§ **Fragmento proporcionado**:
------------------------------------------------------------
Ya he dicho antes que algunos de ellos nunca pudieron ser demostrados como verdaderos o como falsos pero opino que sí podían haber tenido una explicación razonada si se hubieran analizado los hechos con detenimiento:
1.- Ruidos al golpear algún objeto contundente contra algo que se rompía o no y desplazamiento del aire en el interior de la estancia; silbidos y el apagado de velas, candiles o mariposas.
Estas escenas es posible que ocurrieran de manera cierta, pero casual, y en este caso tuvo que ser por descuido de los habitantes de la vivienda, al dejarse sin echar los cerrojos o pestillos en las puertas o ventanas. Cuando sucedían nadie era capaz de levantarse para averiguar qué ocurría, al contrario, se acostaban si estaban levantados o metían la cabeza debajo de las mantas si les había pillado ya acostados.
Si el viento silbaba y las mariposas o velas se apagaban los reunidos dejaban de hablar, se miraban asustados y la diáspora se producía en décimas de segundo… ¡¡¡Salían corriendo y a nadie se le ocurría salir al corral a mear!!!
Las situaciones quedaban controladas cuando, al día siguiente, los habitantes de la casa se levantaban muy temprano para ir a trabajar, subían a la cámara para recoger algo y entonces descubrían que el postigo de la ventana estaba abierto. Quienes lograban descubrir al causante de los miedos que pasaron la noche anterior guardaban el secreto con llave para que nadie lo supiera y evitaban así que otros se cachondearan con lo que les ocurrió. Quienes se levantaban sin dormir mucho, por la mañana todavía tenían metido el miedo en el cuerpo y no lograban dominar la situación porque no se atrevían a entrar en los lugares donde escuchaban los ruidos. Éstos eran los que al salir de casa divulgaban que un “muerto” les había fastidiado la noche y ya comenzaba a comentarse en el lugar lo ocurrido. Si el temporal de viento seguía instalado en el pueblo los acontecimientos volvían a suceder en el silencio de la noche mientras duraba, el pánico se incrementaba en la familia y el vivir allí era sumamente complicado para la familia.
2.- Visualización de lucecitas en la oscuridad también fue muy frecuente entonces porque las viviendas tenían en aquellos años, de manera casi generalizada, muy poca o ninguna iluminación. En algunas casas era mínima y el servicio eléctrico instalado en ellas consistía en un cable muy largo que tenía en su extremo una bombilla enroscada en una boquilla. Cuando había que ir a recoger algo fuera del lugar habitual de reunión, entonces la movilidad por la oscuridad del hogar se realizaba desplazando la bombilla, siempre que el cable lo permitiera, o con un candil o vela si no era posible con la bombilla. Estas circunstancias favorecían la visualización de lucecitas porque se creaban puntos de luz y de sombra que, como es lógico, eran ocasionados por los objetos luminosos.
Las herramientas usadas por los carpinteros de entonces no eran como la de ahora pues las tablas que usaban para construir las puertas no tenían unos buenos ajustes, esa circunstancia les ocasionaba algunas rendijas y por ellas pasaban los rayos luminosos de las bombillas, las velas o los candiles en movimiento y entonces se proyectaban siluetas sobre los techos o las paredes, pero lo hacían en movimiento.
Como los habitantes incultos del pueblo desconocían, en aquellos tiempos, que la luz y los cuerpos podían ofrecernos un bonito espectáculo de sombras y si a esta ignorancia le añadimos que pudiera mezclarse una noche de viento y lluvia pues las imágenes, los golpes y los ruidos podían completar un perfecto cuadro de terror y no un bello espectáculo de teatro.
Ante estas situaciones la respuesta era la típica de aquellos años… ¡¡¡Meter la cabeza debajo de las mantas y no sacarla hasta que cantara el gallo!!!
------------------------------------------------------------
§ **Material extraído**:
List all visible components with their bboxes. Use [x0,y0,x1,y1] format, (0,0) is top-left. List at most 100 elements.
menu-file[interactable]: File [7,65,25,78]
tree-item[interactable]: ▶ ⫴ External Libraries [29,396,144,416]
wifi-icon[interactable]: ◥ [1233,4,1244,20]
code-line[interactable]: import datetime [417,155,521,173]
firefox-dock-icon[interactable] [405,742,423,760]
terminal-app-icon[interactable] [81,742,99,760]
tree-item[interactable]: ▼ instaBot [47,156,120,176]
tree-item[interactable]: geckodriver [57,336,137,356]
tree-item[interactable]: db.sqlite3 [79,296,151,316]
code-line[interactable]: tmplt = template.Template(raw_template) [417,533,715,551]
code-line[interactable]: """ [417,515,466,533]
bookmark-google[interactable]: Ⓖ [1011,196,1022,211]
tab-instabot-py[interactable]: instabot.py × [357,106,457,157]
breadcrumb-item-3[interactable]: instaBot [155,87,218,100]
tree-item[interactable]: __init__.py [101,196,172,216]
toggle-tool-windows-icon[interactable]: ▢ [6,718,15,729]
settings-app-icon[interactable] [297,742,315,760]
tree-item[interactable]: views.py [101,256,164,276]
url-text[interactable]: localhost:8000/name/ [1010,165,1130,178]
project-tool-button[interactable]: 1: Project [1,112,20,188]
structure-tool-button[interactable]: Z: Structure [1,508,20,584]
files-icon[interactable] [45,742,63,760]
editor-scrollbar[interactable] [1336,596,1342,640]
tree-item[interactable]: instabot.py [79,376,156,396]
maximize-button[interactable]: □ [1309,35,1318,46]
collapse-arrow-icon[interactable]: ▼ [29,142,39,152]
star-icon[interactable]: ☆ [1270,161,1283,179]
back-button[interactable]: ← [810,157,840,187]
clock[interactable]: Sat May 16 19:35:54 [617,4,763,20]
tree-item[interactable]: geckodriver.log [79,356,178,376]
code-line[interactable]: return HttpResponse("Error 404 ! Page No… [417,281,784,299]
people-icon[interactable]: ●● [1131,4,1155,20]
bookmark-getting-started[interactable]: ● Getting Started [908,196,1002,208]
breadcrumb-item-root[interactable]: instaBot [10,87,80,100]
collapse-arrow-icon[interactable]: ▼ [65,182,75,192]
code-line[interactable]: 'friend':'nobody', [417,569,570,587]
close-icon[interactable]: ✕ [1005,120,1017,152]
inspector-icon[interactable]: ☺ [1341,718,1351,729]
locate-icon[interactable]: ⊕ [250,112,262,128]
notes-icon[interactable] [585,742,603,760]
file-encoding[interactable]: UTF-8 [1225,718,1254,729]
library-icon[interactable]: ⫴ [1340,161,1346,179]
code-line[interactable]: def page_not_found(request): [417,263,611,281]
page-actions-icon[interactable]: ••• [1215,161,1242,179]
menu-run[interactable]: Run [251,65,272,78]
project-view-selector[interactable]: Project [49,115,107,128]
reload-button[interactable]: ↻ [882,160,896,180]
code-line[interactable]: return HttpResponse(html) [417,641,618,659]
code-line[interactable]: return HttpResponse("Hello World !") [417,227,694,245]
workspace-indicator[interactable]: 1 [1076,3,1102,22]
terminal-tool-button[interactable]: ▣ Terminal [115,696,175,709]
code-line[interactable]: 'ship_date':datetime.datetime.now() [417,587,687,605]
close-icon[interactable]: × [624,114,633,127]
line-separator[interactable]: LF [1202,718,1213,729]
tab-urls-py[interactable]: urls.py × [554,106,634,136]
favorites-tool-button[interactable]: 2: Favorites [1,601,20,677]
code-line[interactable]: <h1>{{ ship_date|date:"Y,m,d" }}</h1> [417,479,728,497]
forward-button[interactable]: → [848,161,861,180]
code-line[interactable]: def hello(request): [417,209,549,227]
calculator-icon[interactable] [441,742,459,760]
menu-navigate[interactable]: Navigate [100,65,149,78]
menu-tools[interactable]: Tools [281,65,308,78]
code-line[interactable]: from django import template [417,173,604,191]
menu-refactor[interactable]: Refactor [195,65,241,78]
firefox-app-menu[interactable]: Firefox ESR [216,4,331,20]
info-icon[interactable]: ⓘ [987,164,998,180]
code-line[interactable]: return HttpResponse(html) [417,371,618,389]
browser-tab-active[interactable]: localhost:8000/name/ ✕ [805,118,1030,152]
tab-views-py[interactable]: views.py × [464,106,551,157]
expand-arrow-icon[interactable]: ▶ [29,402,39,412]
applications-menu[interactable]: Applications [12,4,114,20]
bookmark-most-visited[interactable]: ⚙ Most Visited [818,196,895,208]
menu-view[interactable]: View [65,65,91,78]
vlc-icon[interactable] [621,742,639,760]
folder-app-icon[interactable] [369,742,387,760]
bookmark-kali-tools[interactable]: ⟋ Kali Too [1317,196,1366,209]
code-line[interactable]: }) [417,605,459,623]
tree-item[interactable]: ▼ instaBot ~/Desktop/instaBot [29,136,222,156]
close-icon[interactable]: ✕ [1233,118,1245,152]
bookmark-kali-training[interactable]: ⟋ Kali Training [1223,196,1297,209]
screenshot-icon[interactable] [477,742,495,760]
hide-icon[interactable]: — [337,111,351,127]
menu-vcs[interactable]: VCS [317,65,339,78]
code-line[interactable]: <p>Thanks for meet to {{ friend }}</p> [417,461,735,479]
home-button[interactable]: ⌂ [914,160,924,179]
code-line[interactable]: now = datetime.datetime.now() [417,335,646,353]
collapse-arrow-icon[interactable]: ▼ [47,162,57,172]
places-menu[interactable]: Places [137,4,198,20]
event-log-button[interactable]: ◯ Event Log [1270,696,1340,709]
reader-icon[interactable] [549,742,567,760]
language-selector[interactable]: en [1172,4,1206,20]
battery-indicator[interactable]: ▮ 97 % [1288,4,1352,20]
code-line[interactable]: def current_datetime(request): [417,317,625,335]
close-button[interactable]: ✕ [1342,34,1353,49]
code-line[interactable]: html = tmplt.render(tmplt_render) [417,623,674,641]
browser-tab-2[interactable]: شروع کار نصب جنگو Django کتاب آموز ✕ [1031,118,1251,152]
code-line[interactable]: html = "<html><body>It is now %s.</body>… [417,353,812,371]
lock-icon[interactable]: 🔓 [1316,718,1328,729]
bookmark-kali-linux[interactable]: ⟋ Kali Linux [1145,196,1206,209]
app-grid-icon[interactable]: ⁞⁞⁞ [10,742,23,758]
------------------------------------------------------------
§ **Qué hacer**:
A. Di si cada afirmación coincide con el fragmento: (i) cuando se oían los ruidos, alguien se levantaba a ver qué pasaba; (ii) a la mañana siguiente descubrían que el postigo de la ventana estaba abierto; (iii) las puertas de entonces tenían buenos ajustes. Responde sí o no y cita tal cual las palabras del fragmento que lo deciden.
B. Devuelve, copiado sin cambios, el trozo del fragmento que empieza en las palabras "Si el viento" y termina después de "corral a mear!!!".
Responde solo con lo que dice el fragmento.

§ **Respuestas numeradas**:
A.
(i) No: «nadie era capaz de levantarse para averiguar qué ocurría».
(ii) Sí: «descubrían que el postigo de la ventana estaba abierto».
(iii) No: «no tenían unos buenos ajustes».

B.
Si el viento silbaba y las mariposas o velas se apagaban los reunidos dejaban de hablar, se miraban asustados y la diáspora se producía en décimas de segundo… ¡¡¡Salían corriendo y a nadie se le ocurría salir al corral a mear!!!